Exercise prompt
Skip all pictures, then print the remaining material exactly.

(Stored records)
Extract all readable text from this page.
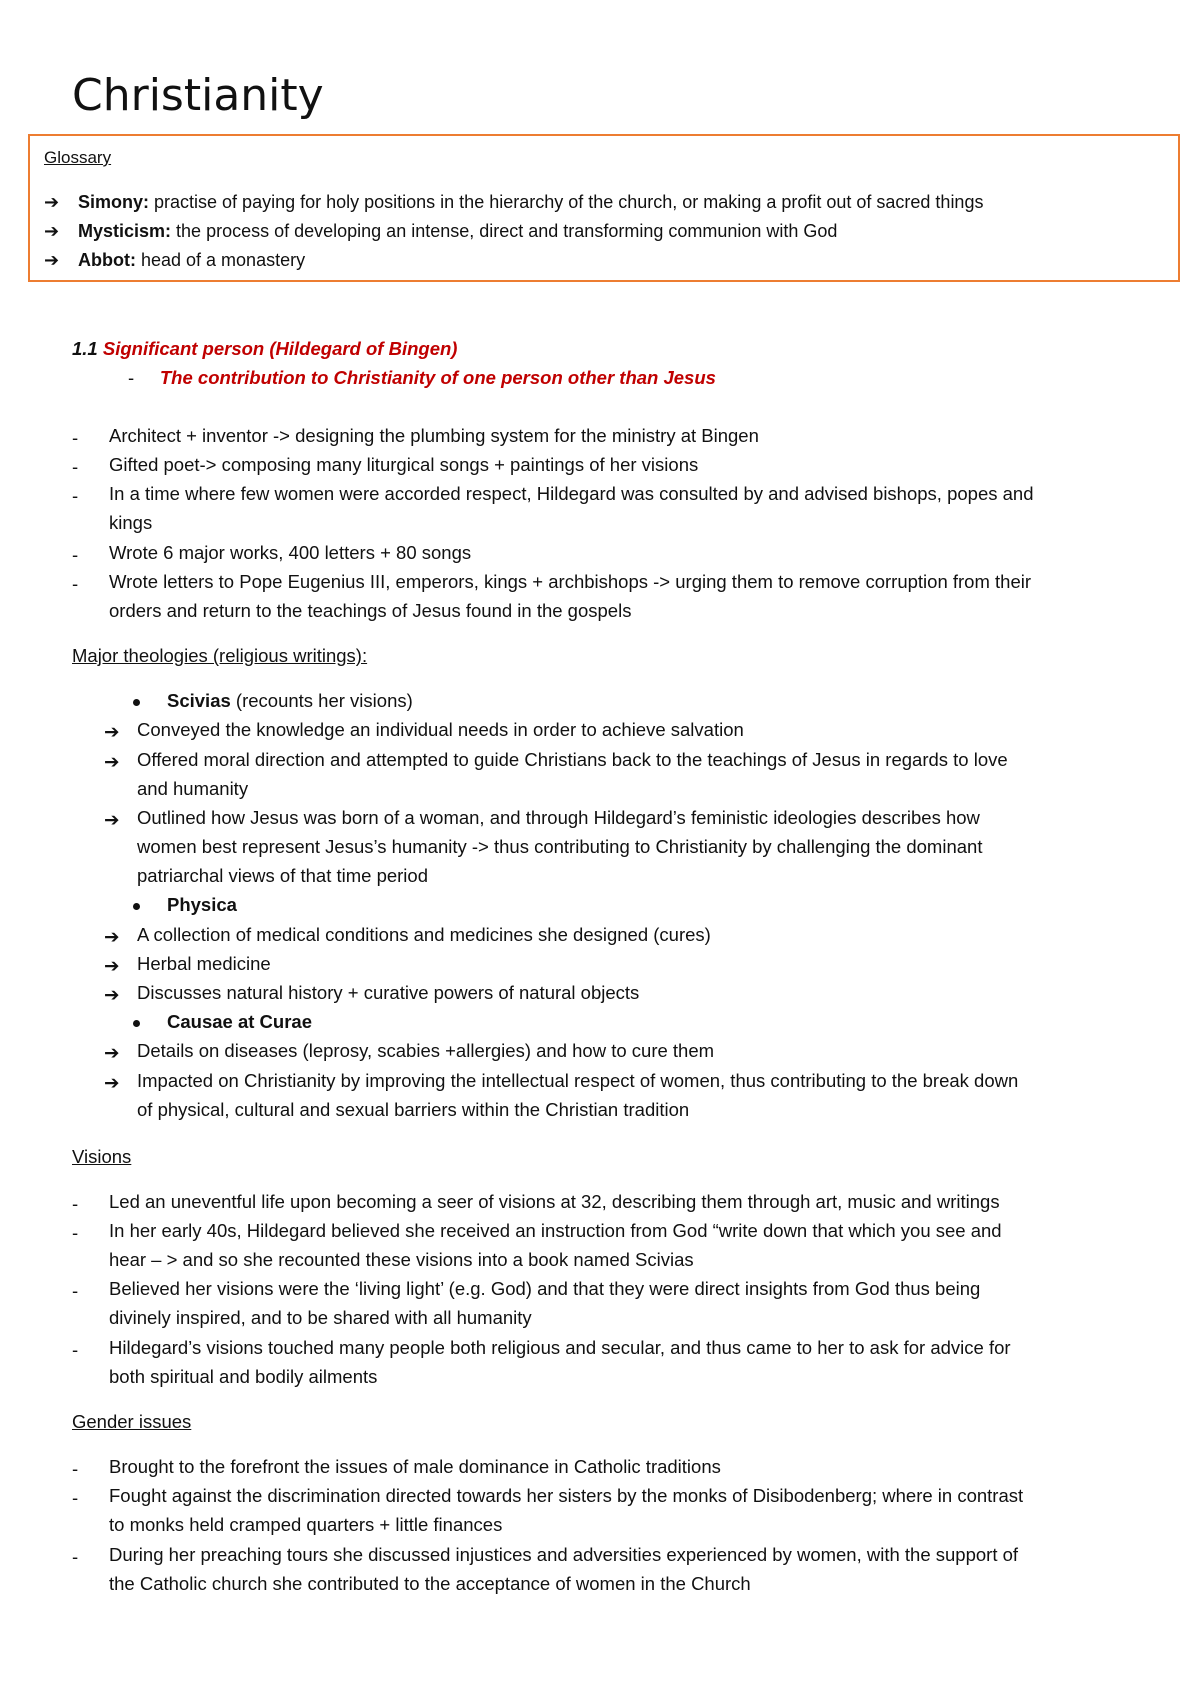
Christianity
Glossary
➔ Simony: practise of paying for holy positions in the hierarchy of the church, or making a profit out of sacred things
➔ Mysticism: the process of developing an intense, direct and transforming communion with God
➔ Abbot: head of a monastery
1.1 Significant person (Hildegard of Bingen)
- The contribution to Christianity of one person other than Jesus
- Architect + inventor -> designing the plumbing system for the ministry at Bingen
- Gifted poet-> composing many liturgical songs + paintings of her visions
- In a time where few women were accorded respect, Hildegard was consulted by and advised bishops, popes and
kings
- Wrote 6 major works, 400 letters + 80 songs
- Wrote letters to Pope Eugenius III, emperors, kings + archbishops -> urging them to remove corruption from their
orders and return to the teachings of Jesus found in the gospels
Major theologies (religious writings):
Scivias (recounts her visions)
➔ Conveyed the knowledge an individual needs in order to achieve salvation
➔ Offered moral direction and attempted to guide Christians back to the teachings of Jesus in regards to love
and humanity
➔ Outlined how Jesus was born of a woman, and through Hildegard’s feministic ideologies describes how
women best represent Jesus’s humanity -> thus contributing to Christianity by challenging the dominant
patriarchal views of that time period
Physica
➔ A collection of medical conditions and medicines she designed (cures)
➔ Herbal medicine
➔ Discusses natural history + curative powers of natural objects
Causae at Curae
➔ Details on diseases (leprosy, scabies +allergies) and how to cure them
➔ Impacted on Christianity by improving the intellectual respect of women, thus contributing to the break down
of physical, cultural and sexual barriers within the Christian tradition
Visions
- Led an uneventful life upon becoming a seer of visions at 32, describing them through art, music and writings
- In her early 40s, Hildegard believed she received an instruction from God “write down that which you see and
hear – > and so she recounted these visions into a book named Scivias
- Believed her visions were the ‘living light’ (e.g. God) and that they were direct insights from God thus being
divinely inspired, and to be shared with all humanity
- Hildegard’s visions touched many people both religious and secular, and thus came to her to ask for advice for
both spiritual and bodily ailments
Gender issues
- Brought to the forefront the issues of male dominance in Catholic traditions
- Fought against the discrimination directed towards her sisters by the monks of Disibodenberg; where in contrast
to monks held cramped quarters + little finances
- During her preaching tours she discussed injustices and adversities experienced by women, with the support of
the Catholic church she contributed to the acceptance of women in the Church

Answer
Extract all readable text from this page.
Christianity
Glossary
➔ Simony: practise of paying for holy positions in the hierarchy of the church, or making a profit out of sacred things
➔ Mysticism: the process of developing an intense, direct and transforming communion with God
➔ Abbot: head of a monastery
1.1 Significant person (Hildegard of Bingen)
- The contribution to Christianity of one person other than Jesus
- Architect + inventor -> designing the plumbing system for the ministry at Bingen
- Gifted poet-> composing many liturgical songs + paintings of her visions
- In a time where few women were accorded respect, Hildegard was consulted by and advised bishops, popes and
kings
- Wrote 6 major works, 400 letters + 80 songs
- Wrote letters to Pope Eugenius III, emperors, kings + archbishops -> urging them to remove corruption from their
orders and return to the teachings of Jesus found in the gospels
Major theologies (religious writings):
Scivias (recounts her visions)
➔ Conveyed the knowledge an individual needs in order to achieve salvation
➔ Offered moral direction and attempted to guide Christians back to the teachings of Jesus in regards to love
and humanity
➔ Outlined how Jesus was born of a woman, and through Hildegard’s feministic ideologies describes how
women best represent Jesus’s humanity -> thus contributing to Christianity by challenging the dominant
patriarchal views of that time period
Physica
➔ A collection of medical conditions and medicines she designed (cures)
➔ Herbal medicine
➔ Discusses natural history + curative powers of natural objects
Causae at Curae
➔ Details on diseases (leprosy, scabies +allergies) and how to cure them
➔ Impacted on Christianity by improving the intellectual respect of women, thus contributing to the break down
of physical, cultural and sexual barriers within the Christian tradition
Visions
- Led an uneventful life upon becoming a seer of visions at 32, describing them through art, music and writings
- In her early 40s, Hildegard believed she received an instruction from God “write down that which you see and
hear – > and so she recounted these visions into a book named Scivias
- Believed her visions were the ‘living light’ (e.g. God) and that they were direct insights from God thus being
divinely inspired, and to be shared with all humanity
- Hildegard’s visions touched many people both religious and secular, and thus came to her to ask for advice for
both spiritual and bodily ailments
Gender issues
- Brought to the forefront the issues of male dominance in Catholic traditions
- Fought against the discrimination directed towards her sisters by the monks of Disibodenberg; where in contrast
to monks held cramped quarters + little finances
- During her preaching tours she discussed injustices and adversities experienced by women, with the support of
the Catholic church she contributed to the acceptance of women in the Church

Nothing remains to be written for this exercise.